■ WORK TO DO:
Verbatim output of all the material below is required.

■ AVAILABLE RECORDS:
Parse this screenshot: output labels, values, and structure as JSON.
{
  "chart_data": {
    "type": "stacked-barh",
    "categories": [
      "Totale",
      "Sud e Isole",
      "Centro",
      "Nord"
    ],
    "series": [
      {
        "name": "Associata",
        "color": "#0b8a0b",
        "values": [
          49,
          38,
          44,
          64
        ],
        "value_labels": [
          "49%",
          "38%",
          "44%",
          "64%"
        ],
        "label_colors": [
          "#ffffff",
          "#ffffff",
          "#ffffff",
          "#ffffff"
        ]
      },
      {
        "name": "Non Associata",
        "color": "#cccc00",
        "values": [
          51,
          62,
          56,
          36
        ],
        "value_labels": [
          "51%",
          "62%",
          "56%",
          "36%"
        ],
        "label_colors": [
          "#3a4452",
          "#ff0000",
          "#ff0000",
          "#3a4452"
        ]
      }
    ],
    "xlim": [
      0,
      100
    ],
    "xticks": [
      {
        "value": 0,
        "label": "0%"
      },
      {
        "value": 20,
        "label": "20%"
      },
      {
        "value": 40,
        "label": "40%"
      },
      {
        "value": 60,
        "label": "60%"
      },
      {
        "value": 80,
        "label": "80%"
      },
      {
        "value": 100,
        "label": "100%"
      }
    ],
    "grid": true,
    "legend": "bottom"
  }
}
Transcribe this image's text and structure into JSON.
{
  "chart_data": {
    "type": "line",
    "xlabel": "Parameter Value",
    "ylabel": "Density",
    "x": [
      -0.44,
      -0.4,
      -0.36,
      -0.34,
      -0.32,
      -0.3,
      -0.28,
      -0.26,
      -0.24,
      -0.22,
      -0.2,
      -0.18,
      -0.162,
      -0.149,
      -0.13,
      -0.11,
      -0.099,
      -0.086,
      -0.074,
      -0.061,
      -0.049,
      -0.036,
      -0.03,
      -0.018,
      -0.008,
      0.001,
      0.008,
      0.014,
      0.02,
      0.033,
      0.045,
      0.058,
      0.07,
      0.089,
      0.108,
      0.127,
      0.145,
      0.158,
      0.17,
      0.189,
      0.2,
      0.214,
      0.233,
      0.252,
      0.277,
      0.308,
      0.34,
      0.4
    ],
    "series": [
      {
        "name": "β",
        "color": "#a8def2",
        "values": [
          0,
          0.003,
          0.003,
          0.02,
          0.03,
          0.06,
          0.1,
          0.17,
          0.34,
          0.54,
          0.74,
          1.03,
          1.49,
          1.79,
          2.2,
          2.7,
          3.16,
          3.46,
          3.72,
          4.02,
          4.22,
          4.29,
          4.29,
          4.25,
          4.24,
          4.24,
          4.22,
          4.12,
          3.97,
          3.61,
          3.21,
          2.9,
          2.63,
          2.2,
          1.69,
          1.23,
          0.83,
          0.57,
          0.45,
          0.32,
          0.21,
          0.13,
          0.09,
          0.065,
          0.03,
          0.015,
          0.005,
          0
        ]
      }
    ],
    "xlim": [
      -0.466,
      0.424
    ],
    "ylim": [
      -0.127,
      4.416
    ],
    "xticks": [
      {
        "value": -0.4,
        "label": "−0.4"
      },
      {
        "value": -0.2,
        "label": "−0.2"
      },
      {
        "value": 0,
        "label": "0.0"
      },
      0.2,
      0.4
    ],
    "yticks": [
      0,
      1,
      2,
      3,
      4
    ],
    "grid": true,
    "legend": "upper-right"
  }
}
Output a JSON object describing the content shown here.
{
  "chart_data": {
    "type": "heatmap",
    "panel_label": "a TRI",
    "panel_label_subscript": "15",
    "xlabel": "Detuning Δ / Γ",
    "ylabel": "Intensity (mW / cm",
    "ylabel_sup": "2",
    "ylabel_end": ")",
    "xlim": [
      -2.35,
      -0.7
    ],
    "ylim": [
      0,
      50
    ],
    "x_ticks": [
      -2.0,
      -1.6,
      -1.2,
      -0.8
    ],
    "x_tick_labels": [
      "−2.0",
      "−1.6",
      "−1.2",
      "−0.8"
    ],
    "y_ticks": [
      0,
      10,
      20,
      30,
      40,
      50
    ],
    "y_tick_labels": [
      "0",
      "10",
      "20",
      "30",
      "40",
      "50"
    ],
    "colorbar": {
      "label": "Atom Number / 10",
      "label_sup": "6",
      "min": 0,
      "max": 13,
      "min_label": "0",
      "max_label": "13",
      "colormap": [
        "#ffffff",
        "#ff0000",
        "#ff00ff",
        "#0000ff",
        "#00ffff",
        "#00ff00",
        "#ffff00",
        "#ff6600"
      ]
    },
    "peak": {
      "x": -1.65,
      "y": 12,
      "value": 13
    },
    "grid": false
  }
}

■ RESULT FOR THIS TASK:
Parse this screenshot: output labels, values, and structure as JSON.
{
  "chart_data": {
    "type": "stacked-barh",
    "categories": [
      "Totale",
      "Sud e Isole",
      "Centro",
      "Nord"
    ],
    "series": [
      {
        "name": "Associata",
        "color": "#0b8a0b",
        "values": [
          49,
          38,
          44,
          64
        ],
        "value_labels": [
          "49%",
          "38%",
          "44%",
          "64%"
        ],
        "label_colors": [
          "#ffffff",
          "#ffffff",
          "#ffffff",
          "#ffffff"
        ]
      },
      {
        "name": "Non Associata",
        "color": "#cccc00",
        "values": [
          51,
          62,
          56,
          36
        ],
        "value_labels": [
          "51%",
          "62%",
          "56%",
          "36%"
        ],
        "label_colors": [
          "#3a4452",
          "#ff0000",
          "#ff0000",
          "#3a4452"
        ]
      }
    ],
    "xlim": [
      0,
      100
    ],
    "xticks": [
      {
        "value": 0,
        "label": "0%"
      },
      {
        "value": 20,
        "label": "20%"
      },
      {
        "value": 40,
        "label": "40%"
      },
      {
        "value": 60,
        "label": "60%"
      },
      {
        "value": 80,
        "label": "80%"
      },
      {
        "value": 100,
        "label": "100%"
      }
    ],
    "grid": true,
    "legend": "bottom"
  }
}
Transcribe this image's text and structure into JSON.
{
  "chart_data": {
    "type": "line",
    "xlabel": "Parameter Value",
    "ylabel": "Density",
    "x": [
      -0.44,
      -0.4,
      -0.36,
      -0.34,
      -0.32,
      -0.3,
      -0.28,
      -0.26,
      -0.24,
      -0.22,
      -0.2,
      -0.18,
      -0.162,
      -0.149,
      -0.13,
      -0.11,
      -0.099,
      -0.086,
      -0.074,
      -0.061,
      -0.049,
      -0.036,
      -0.03,
      -0.018,
      -0.008,
      0.001,
      0.008,
      0.014,
      0.02,
      0.033,
      0.045,
      0.058,
      0.07,
      0.089,
      0.108,
      0.127,
      0.145,
      0.158,
      0.17,
      0.189,
      0.2,
      0.214,
      0.233,
      0.252,
      0.277,
      0.308,
      0.34,
      0.4
    ],
    "series": [
      {
        "name": "β",
        "color": "#a8def2",
        "values": [
          0,
          0.003,
          0.003,
          0.02,
          0.03,
          0.06,
          0.1,
          0.17,
          0.34,
          0.54,
          0.74,
          1.03,
          1.49,
          1.79,
          2.2,
          2.7,
          3.16,
          3.46,
          3.72,
          4.02,
          4.22,
          4.29,
          4.29,
          4.25,
          4.24,
          4.24,
          4.22,
          4.12,
          3.97,
          3.61,
          3.21,
          2.9,
          2.63,
          2.2,
          1.69,
          1.23,
          0.83,
          0.57,
          0.45,
          0.32,
          0.21,
          0.13,
          0.09,
          0.065,
          0.03,
          0.015,
          0.005,
          0
        ]
      }
    ],
    "xlim": [
      -0.466,
      0.424
    ],
    "ylim": [
      -0.127,
      4.416
    ],
    "xticks": [
      {
        "value": -0.4,
        "label": "−0.4"
      },
      {
        "value": -0.2,
        "label": "−0.2"
      },
      {
        "value": 0,
        "label": "0.0"
      },
      0.2,
      0.4
    ],
    "yticks": [
      0,
      1,
      2,
      3,
      4
    ],
    "grid": true,
    "legend": "upper-right"
  }
}
Output a JSON object describing the content shown here.
{
  "chart_data": {
    "type": "heatmap",
    "panel_label": "a TRI",
    "panel_label_subscript": "15",
    "xlabel": "Detuning Δ / Γ",
    "ylabel": "Intensity (mW / cm",
    "ylabel_sup": "2",
    "ylabel_end": ")",
    "xlim": [
      -2.35,
      -0.7
    ],
    "ylim": [
      0,
      50
    ],
    "x_ticks": [
      -2.0,
      -1.6,
      -1.2,
      -0.8
    ],
    "x_tick_labels": [
      "−2.0",
      "−1.6",
      "−1.2",
      "−0.8"
    ],
    "y_ticks": [
      0,
      10,
      20,
      30,
      40,
      50
    ],
    "y_tick_labels": [
      "0",
      "10",
      "20",
      "30",
      "40",
      "50"
    ],
    "colorbar": {
      "label": "Atom Number / 10",
      "label_sup": "6",
      "min": 0,
      "max": 13,
      "min_label": "0",
      "max_label": "13",
      "colormap": [
        "#ffffff",
        "#ff0000",
        "#ff00ff",
        "#0000ff",
        "#00ffff",
        "#00ff00",
        "#ffff00",
        "#ff6600"
      ]
    },
    "peak": {
      "x": -1.65,
      "y": 12,
      "value": 13
    },
    "grid": false
  }
}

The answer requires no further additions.